> **Texte de la page**

On demande des bons « barreurs »

par | 7 mai 2017

Frère Nicolas-Bernard Virlet

On demande des bons « barreurs »
Le prophète Ezéchiel le décrivait déjà tout au long du chapitre 34 de son livre à relire en ces jours : « les brebis se sont dispersés faute de pasteurs », sur des chemins d’égarements, de traverse. Comme un bateau sans gouvernail à la merci de tous les vents et des houles violentes et incertaines. Comme des moutons de panurge d’une foule errante au gré des magasins des nouveaux sanctuaires modernes que sont les centres commerciaux, comme autant de stabulations libres, gavantes du vide du non sens de la société de consommation. Le mouton de panurge qui ne suit aucun berger mais le mouton qui est devant lui, se faisant tondre à chaque station de service l’illusionnant que la vie est un doucereux long fleuve tranquille. Comme des feuilles mortes dont l’ambition n’est que d’être portées par l’air du temps, du prêt à penser politico médiatique et sociétal, où il faut penser et faire comme tout le monde : « cosi fan tutte ».
Face à un tel spectacle qui n’est pas nouveau, le Seigneur est ému aux entrailles, de voir la foule qui commençait à le suivre, car elle était comme des brebis sans berger cherchant un vrai berger (Mc 6,34).
Il y a tant de faux pasteurs, de gourous de toutes sortes qui se présentent à nous … Alors, au milieu de tous ceux-là, cherchons à discerner le visage du Bon Pasteur : qui vient faire des brebis errantes, dispersées, de la foule des pécheurs que nous sommes, des membres de son peuple de sauvés.
Il est celui qui accomplit la généalogie des bergers qui annonçaient sa venue : Abel, Abraham, Moïse, David. David qui fut choisi pour être roi-pasteur du peuple de Dieu, non parmi les candidats qu’on présentait au prophète Samuel, parmi les fils de Jessé le Bethléemite : mais comme celui que l’on avait oublié, négligé, rejeté de cette nomination, de cette élection divine … (1 Sm 16,1-13)

> **Documents fournis**
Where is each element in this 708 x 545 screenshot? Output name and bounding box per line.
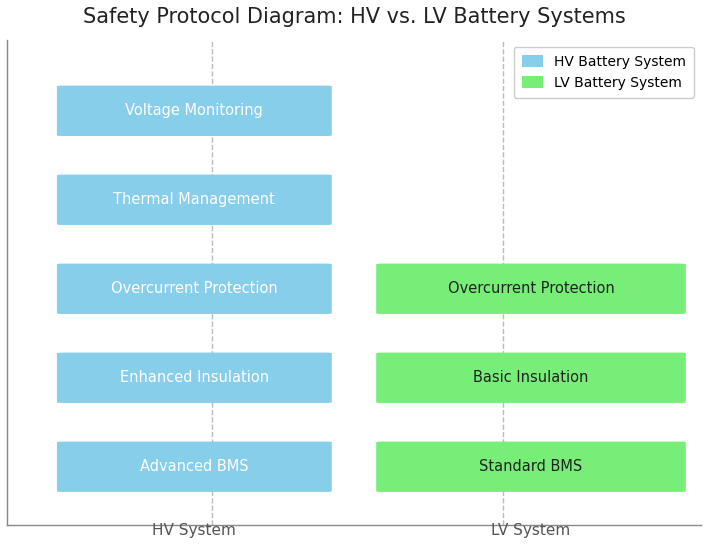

> **Travail demandé**
1. Dans le texte sur le Bon Pasteur, recopiez le passage situé entre « Il y a tant » et « (1 Sm 16,1-13) » inclus, en substituant « mauvais pasteurs » à « faux pasteurs ».
2. D'après le texte sur le Bon Pasteur, quels bergers annonçaient sa venue ?
3. Poursuivez le texte sur le Bon Pasteur après sa dernière phrase.
Les lignes fournies ne sont pas nécessaires.

> **Réponses attendues**
1.
Il y a tant de mauvais pasteurs, de gourous de toutes sortes qui se présentent à nous … Alors, au milieu de tous ceux-là, cherchons à discerner le visage du Bon Pasteur : qui vient faire des brebis errantes, dispersées, de la foule des pécheurs que nous sommes, des membres de son peuple de sauvés.
Il est celui qui accomplit la généalogie des bergers qui annonçaient sa venue : Abel, Abraham, Moïse, David. David qui fut choisi pour être roi-pasteur du peuple de Dieu, non parmi les candidats qu’on présentait au prophète Samuel, parmi les fils de Jessé le Bethléemite : mais comme celui que l’on avait oublié, négligé, rejeté de cette nomination, de cette élection divine … (1 Sm 16,1-13)

2. Abel, Abraham, Moïse et David.

3.
Ce Bon Pasteur est le Roi, roi des rois : Serviteur incontournable de la royauté commune des baptisés. Il est le Prêtre, le Grand Prêtre : Serviteur indispensable du sacerdoce commun des fidèles. Il est Celui qui accomplit toutes les prophéties, le Fils de Dieu : Serviteur de l’annonce de la Bonne Nouvelle par tous les baptisés. L’Elu de Dieu, Serviteur de Dieu, serviteur de l’élection divine de chaque chrétien par la grâce de son baptême
Il est celui qui est le Chemin, l’unique chemin des brebis, de leur salut (Jn 14,6) : en dehors de ce chemin, c’est l’abîme. Il est devant ses brebis pour leur montrer le chemin, l’ouvrir pour elles, premier né d’entre les morts (Col 1,18). Il est à côté d’elles, marchant à leur rythme dans la patience de sa pédagogie divine de charité. Il est derrière elles, surveillant qu’aucune ne se perde, se faisant le dernier, recherchant celle qui s’égare, au prix de sa vie divine, pour que nous ayons sa vie en abondance. (Lc 15,4-7) Depuis le premier jour de la création où il vit que tout ce qu’il avait créé était très bon (Gn 1,31) comme au premier jour de son Incarnation procurant par sa seule présence parmi nous, l’un de nous, non pas une petit joie, mais une très grand joie, en abondance, au rois venus d’Orient à l’Epiphanie (Mt 2,10). Comme au premier jour de sa prédication avec le miracle de Cana où il fait du très bon vin et en surabondance pour les convives de la Noce (Jn 2,1-11), comme lorsqu’Il multiplie en surabondance les pains pour la foule affamée (Mt 13,20). Et aimant les siens jusqu’à la fin (Jn 13,1) il prie pour eux jusqu’au dernier soir « afin qu’ils aient sa joie en sa plénitude. » (Jn 17,13)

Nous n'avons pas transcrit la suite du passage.